What follows is a listing; give it again exactly, in its entirety.

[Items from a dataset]
********************

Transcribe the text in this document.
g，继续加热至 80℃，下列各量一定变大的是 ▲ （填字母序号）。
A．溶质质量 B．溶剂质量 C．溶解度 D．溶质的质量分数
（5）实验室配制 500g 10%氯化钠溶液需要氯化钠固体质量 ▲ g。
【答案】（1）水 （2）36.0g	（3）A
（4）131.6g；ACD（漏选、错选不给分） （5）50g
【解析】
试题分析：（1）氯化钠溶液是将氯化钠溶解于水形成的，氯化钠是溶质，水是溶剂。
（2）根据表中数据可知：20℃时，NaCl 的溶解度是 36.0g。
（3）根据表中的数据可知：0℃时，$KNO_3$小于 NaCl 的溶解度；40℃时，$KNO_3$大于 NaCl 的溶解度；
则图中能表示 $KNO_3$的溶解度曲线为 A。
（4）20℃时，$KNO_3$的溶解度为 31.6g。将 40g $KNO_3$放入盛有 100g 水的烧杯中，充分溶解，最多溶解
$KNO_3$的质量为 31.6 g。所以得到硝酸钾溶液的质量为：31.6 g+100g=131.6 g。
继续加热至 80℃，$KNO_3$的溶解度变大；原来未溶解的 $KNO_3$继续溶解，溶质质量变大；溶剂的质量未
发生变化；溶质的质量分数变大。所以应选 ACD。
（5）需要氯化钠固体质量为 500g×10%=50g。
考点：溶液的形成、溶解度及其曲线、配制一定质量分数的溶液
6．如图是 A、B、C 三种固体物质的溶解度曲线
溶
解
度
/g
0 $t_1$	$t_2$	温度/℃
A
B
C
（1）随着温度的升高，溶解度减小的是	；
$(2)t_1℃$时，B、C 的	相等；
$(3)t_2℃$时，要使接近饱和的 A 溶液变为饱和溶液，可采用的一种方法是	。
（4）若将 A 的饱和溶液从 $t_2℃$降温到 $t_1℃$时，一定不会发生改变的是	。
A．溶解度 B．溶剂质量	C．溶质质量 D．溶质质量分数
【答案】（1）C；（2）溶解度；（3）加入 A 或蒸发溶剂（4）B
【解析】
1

********************

**In response**
Transcribe the text in this document.
g，继续加热至 80℃，下列各量一定变大的是 ▲ （填字母序号）。
A．溶质质量 B．溶剂质量 C．溶解度 D．溶质的质量分数
（5）实验室配制 500g 10%氯化钠溶液需要氯化钠固体质量 ▲ g。
【答案】（1）水 （2）36.0g	（3）A
（4）131.6g；ACD（漏选、错选不给分） （5）50g
【解析】
试题分析：（1）氯化钠溶液是将氯化钠溶解于水形成的，氯化钠是溶质，水是溶剂。
（2）根据表中数据可知：20℃时，NaCl 的溶解度是 36.0g。
（3）根据表中的数据可知：0℃时，$KNO_3$小于 NaCl 的溶解度；40℃时，$KNO_3$大于 NaCl 的溶解度；
则图中能表示 $KNO_3$的溶解度曲线为 A。
（4）20℃时，$KNO_3$的溶解度为 31.6g。将 40g $KNO_3$放入盛有 100g 水的烧杯中，充分溶解，最多溶解
$KNO_3$的质量为 31.6 g。所以得到硝酸钾溶液的质量为：31.6 g+100g=131.6 g。
继续加热至 80℃，$KNO_3$的溶解度变大；原来未溶解的 $KNO_3$继续溶解，溶质质量变大；溶剂的质量未
发生变化；溶质的质量分数变大。所以应选 ACD。
（5）需要氯化钠固体质量为 500g×10%=50g。
考点：溶液的形成、溶解度及其曲线、配制一定质量分数的溶液
6．如图是 A、B、C 三种固体物质的溶解度曲线
溶
解
度
/g
0 $t_1$	$t_2$	温度/℃
A
B
C
（1）随着温度的升高，溶解度减小的是	；
$(2)t_1℃$时，B、C 的	相等；
$(3)t_2℃$时，要使接近饱和的 A 溶液变为饱和溶液，可采用的一种方法是	。
（4）若将 A 的饱和溶液从 $t_2℃$降温到 $t_1℃$时，一定不会发生改变的是	。
A．溶解度 B．溶剂质量	C．溶质质量 D．溶质质量分数
【答案】（1）C；（2）溶解度；（3）加入 A 或蒸发溶剂（4）B
【解析】
1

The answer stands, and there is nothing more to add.